TASK DESCRIPTION ::
The records that follow are to be repeated exactly, with the pictures removed.

Figure collection entries ::
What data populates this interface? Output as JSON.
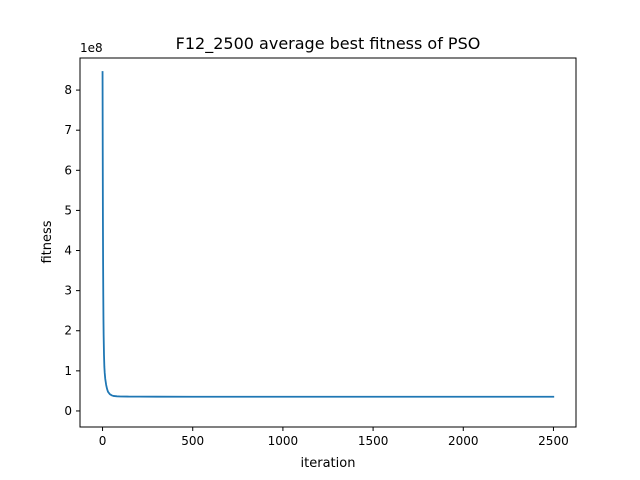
{
  "chart_data": {
    "type": "line",
    "title": "F12_2500 average best fitness of PSO",
    "xlabel": "iteration",
    "ylabel": "fitness",
    "y_offset_label": "1e8",
    "xlim": [
      -125,
      2625
    ],
    "ylim": [
      -0.4,
      8.8
    ],
    "x_ticks": [
      0,
      500,
      1000,
      1500,
      2000,
      2500
    ],
    "y_ticks": [
      0,
      1,
      2,
      3,
      4,
      5,
      6,
      7,
      8
    ],
    "grid": false,
    "series": [
      {
        "color": "#1f77b4",
        "x": [
          0,
          1,
          2,
          3,
          4,
          5,
          6,
          8,
          10,
          12,
          15,
          20,
          25,
          30,
          40,
          50,
          60,
          80,
          100,
          150,
          200,
          300,
          500,
          1000,
          1500,
          2000,
          2499
        ],
        "y": [
          8.45,
          6.5,
          4.8,
          3.7,
          2.9,
          2.3,
          1.9,
          1.4,
          1.1,
          0.95,
          0.8,
          0.65,
          0.55,
          0.48,
          0.42,
          0.39,
          0.375,
          0.365,
          0.36,
          0.358,
          0.357,
          0.356,
          0.355,
          0.355,
          0.355,
          0.355,
          0.355
        ]
      }
    ]
  }
}
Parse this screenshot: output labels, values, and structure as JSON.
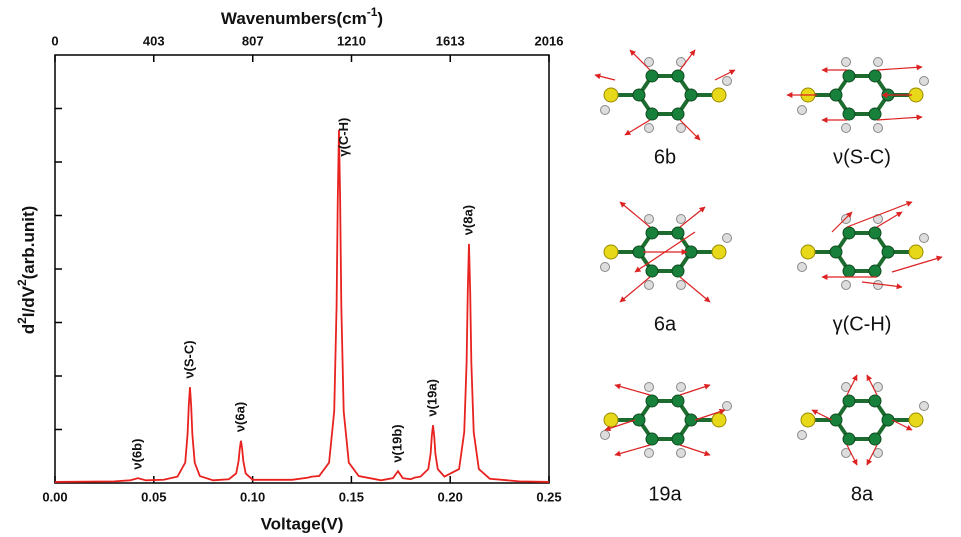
{
  "chart_data": {
    "type": "line",
    "x_label": "Voltage(V)",
    "x2_label": [
      "Wavenumbers(cm",
      "-1",
      ")"
    ],
    "y_label": [
      "d",
      "2",
      "I/dV",
      "2",
      "(arb.unit)"
    ],
    "xlim": [
      0,
      0.25
    ],
    "xticks": [
      {
        "value": 0,
        "label": "0.00"
      },
      0.05,
      {
        "value": 0.1,
        "label": "0.10"
      },
      0.15,
      {
        "value": 0.2,
        "label": "0.20"
      },
      0.25
    ],
    "x2lim": [
      0,
      2016
    ],
    "x2ticks": [
      0,
      403,
      807,
      1210,
      1613,
      2016
    ],
    "ylim": [
      0,
      8
    ],
    "yticks": [
      1,
      2,
      3,
      4,
      5,
      6,
      7
    ],
    "ytick_labels": false,
    "color": "#e8221f",
    "x": [
      0,
      0.03,
      0.038,
      0.042,
      0.046,
      0.055,
      0.062,
      0.0659,
      0.0671,
      0.0677,
      0.0683,
      0.0689,
      0.0695,
      0.0707,
      0.0733,
      0.08,
      0.088,
      0.0917,
      0.0929,
      0.0935,
      0.0941,
      0.0947,
      0.0953,
      0.0965,
      0.1,
      0.12,
      0.128,
      0.13,
      0.1337,
      0.1387,
      0.1413,
      0.1425,
      0.1431,
      0.1437,
      0.1443,
      0.1449,
      0.1461,
      0.1487,
      0.1537,
      0.165,
      0.171,
      0.1736,
      0.176,
      0.18,
      0.182,
      0.185,
      0.1889,
      0.1901,
      0.1907,
      0.1913,
      0.1919,
      0.1925,
      0.1937,
      0.1971,
      0.2045,
      0.2071,
      0.2083,
      0.2089,
      0.2095,
      0.2101,
      0.2107,
      0.2119,
      0.2145,
      0.22,
      0.235,
      0.25
    ],
    "values": [
      0.02,
      0.03,
      0.05,
      0.09,
      0.05,
      0.06,
      0.12,
      0.38,
      0.92,
      1.45,
      1.79,
      1.45,
      0.92,
      0.38,
      0.13,
      0.05,
      0.07,
      0.18,
      0.41,
      0.64,
      0.79,
      0.64,
      0.41,
      0.18,
      0.06,
      0.06,
      0.1,
      0.12,
      0.13,
      0.38,
      1.34,
      3.3,
      5.3,
      6.6,
      5.3,
      3.3,
      1.34,
      0.38,
      0.13,
      0.05,
      0.09,
      0.22,
      0.09,
      0.07,
      0.1,
      0.12,
      0.26,
      0.55,
      0.88,
      1.08,
      0.88,
      0.55,
      0.26,
      0.12,
      0.26,
      0.95,
      2.25,
      3.6,
      4.47,
      3.6,
      2.25,
      0.95,
      0.26,
      0.08,
      0.03,
      0.02
    ],
    "annotations": [
      {
        "text": "ν(6b)",
        "x": 0.042,
        "y": 0.25
      },
      {
        "text": "ν(S-C)",
        "x": 0.0683,
        "y": 1.95
      },
      {
        "text": "ν(6a)",
        "x": 0.0941,
        "y": 0.95
      },
      {
        "text": "γ(C-H)",
        "x": 0.1465,
        "y": 6.1
      },
      {
        "text": "ν(19b)",
        "x": 0.1736,
        "y": 0.38
      },
      {
        "text": "ν(19a)",
        "x": 0.1913,
        "y": 1.24
      },
      {
        "text": "ν(8a)",
        "x": 0.2095,
        "y": 4.63
      }
    ]
  },
  "molecule_labels": [
    "6b",
    "ν(S-C)",
    "6a",
    "γ(C-H)",
    "19a",
    "8a"
  ]
}
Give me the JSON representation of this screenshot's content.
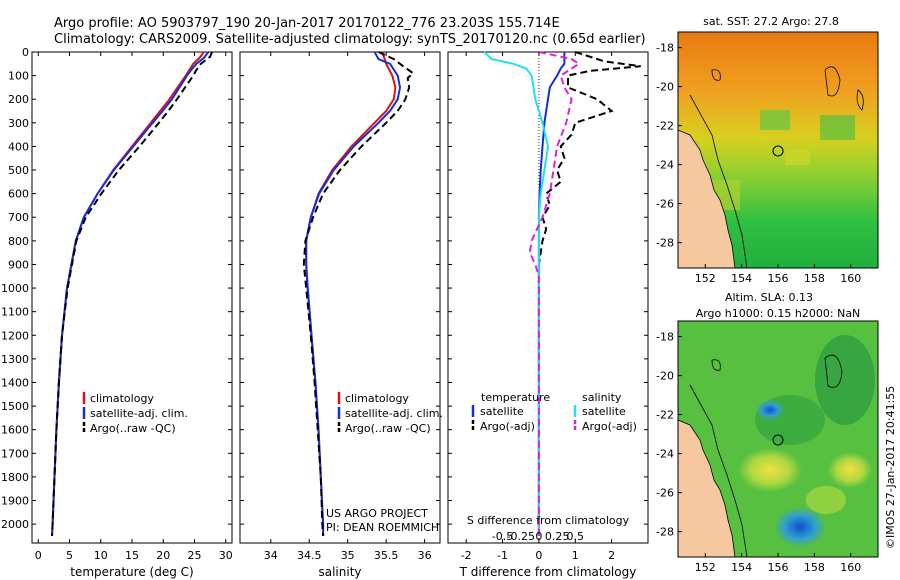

SOLUTION FOR THIS PROBLEM ::
What data populates this interface? Output as JSON.
{
  "chart_data": {
    "type": "line",
    "title": "F12_2500 average best fitness of PSO",
    "xlabel": "iteration",
    "ylabel": "fitness",
    "y_offset_label": "1e8",
    "xlim": [
      -125,
      2625
    ],
    "ylim": [
      -0.4,
      8.8
    ],
    "x_ticks": [
      0,
      500,
      1000,
      1500,
      2000,
      2500
    ],
    "y_ticks": [
      0,
      1,
      2,
      3,
      4,
      5,
      6,
      7,
      8
    ],
    "grid": false,
    "series": [
      {
        "color": "#1f77b4",
        "x": [
          0,
          1,
          2,
          3,
          4,
          5,
          6,
          8,
          10,
          12,
          15,
          20,
          25,
          30,
          40,
          50,
          60,
          80,
          100,
          150,
          200,
          300,
          500,
          1000,
          1500,
          2000,
          2499
        ],
        "y": [
          8.45,
          6.5,
          4.8,
          3.7,
          2.9,
          2.3,
          1.9,
          1.4,
          1.1,
          0.95,
          0.8,
          0.65,
          0.55,
          0.48,
          0.42,
          0.39,
          0.375,
          0.365,
          0.36,
          0.358,
          0.357,
          0.356,
          0.355,
          0.355,
          0.355,
          0.355,
          0.355
        ]
      }
    ]
  }
}
Parse this screenshot: output labels, values, and structure as JSON.
{
  "chart_data": {
    "type": "line",
    "x_label": "Voltage(V)",
    "x2_label": [
      "Wavenumbers(cm",
      "-1",
      ")"
    ],
    "y_label": [
      "d",
      "2",
      "I/dV",
      "2",
      "(arb.unit)"
    ],
    "xlim": [
      0,
      0.25
    ],
    "xticks": [
      {
        "value": 0,
        "label": "0.00"
      },
      0.05,
      {
        "value": 0.1,
        "label": "0.10"
      },
      0.15,
      {
        "value": 0.2,
        "label": "0.20"
      },
      0.25
    ],
    "x2lim": [
      0,
      2016
    ],
    "x2ticks": [
      0,
      403,
      807,
      1210,
      1613,
      2016
    ],
    "ylim": [
      0,
      8
    ],
    "yticks": [
      1,
      2,
      3,
      4,
      5,
      6,
      7
    ],
    "ytick_labels": false,
    "color": "#e8221f",
    "x": [
      0,
      0.03,
      0.038,
      0.042,
      0.046,
      0.055,
      0.062,
      0.0659,
      0.0671,
      0.0677,
      0.0683,
      0.0689,
      0.0695,
      0.0707,
      0.0733,
      0.08,
      0.088,
      0.0917,
      0.0929,
      0.0935,
      0.0941,
      0.0947,
      0.0953,
      0.0965,
      0.1,
      0.12,
      0.128,
      0.13,
      0.1337,
      0.1387,
      0.1413,
      0.1425,
      0.1431,
      0.1437,
      0.1443,
      0.1449,
      0.1461,
      0.1487,
      0.1537,
      0.165,
      0.171,
      0.1736,
      0.176,
      0.18,
      0.182,
      0.185,
      0.1889,
      0.1901,
      0.1907,
      0.1913,
      0.1919,
      0.1925,
      0.1937,
      0.1971,
      0.2045,
      0.2071,
      0.2083,
      0.2089,
      0.2095,
      0.2101,
      0.2107,
      0.2119,
      0.2145,
      0.22,
      0.235,
      0.25
    ],
    "values": [
      0.02,
      0.03,
      0.05,
      0.09,
      0.05,
      0.06,
      0.12,
      0.38,
      0.92,
      1.45,
      1.79,
      1.45,
      0.92,
      0.38,
      0.13,
      0.05,
      0.07,
      0.18,
      0.41,
      0.64,
      0.79,
      0.64,
      0.41,
      0.18,
      0.06,
      0.06,
      0.1,
      0.12,
      0.13,
      0.38,
      1.34,
      3.3,
      5.3,
      6.6,
      5.3,
      3.3,
      1.34,
      0.38,
      0.13,
      0.05,
      0.09,
      0.22,
      0.09,
      0.07,
      0.1,
      0.12,
      0.26,
      0.55,
      0.88,
      1.08,
      0.88,
      0.55,
      0.26,
      0.12,
      0.26,
      0.95,
      2.25,
      3.6,
      4.47,
      3.6,
      2.25,
      0.95,
      0.26,
      0.08,
      0.03,
      0.02
    ],
    "annotations": [
      {
        "text": "ν(6b)",
        "x": 0.042,
        "y": 0.25
      },
      {
        "text": "ν(S-C)",
        "x": 0.0683,
        "y": 1.95
      },
      {
        "text": "ν(6a)",
        "x": 0.0941,
        "y": 0.95
      },
      {
        "text": "γ(C-H)",
        "x": 0.1465,
        "y": 6.1
      },
      {
        "text": "ν(19b)",
        "x": 0.1736,
        "y": 0.38
      },
      {
        "text": "ν(19a)",
        "x": 0.1913,
        "y": 1.24
      },
      {
        "text": "ν(8a)",
        "x": 0.2095,
        "y": 4.63
      }
    ]
  },
  "molecule_labels": [
    "6b",
    "ν(S-C)",
    "6a",
    "γ(C-H)",
    "19a",
    "8a"
  ]
}
Give me the JSON representation of this screenshot's content.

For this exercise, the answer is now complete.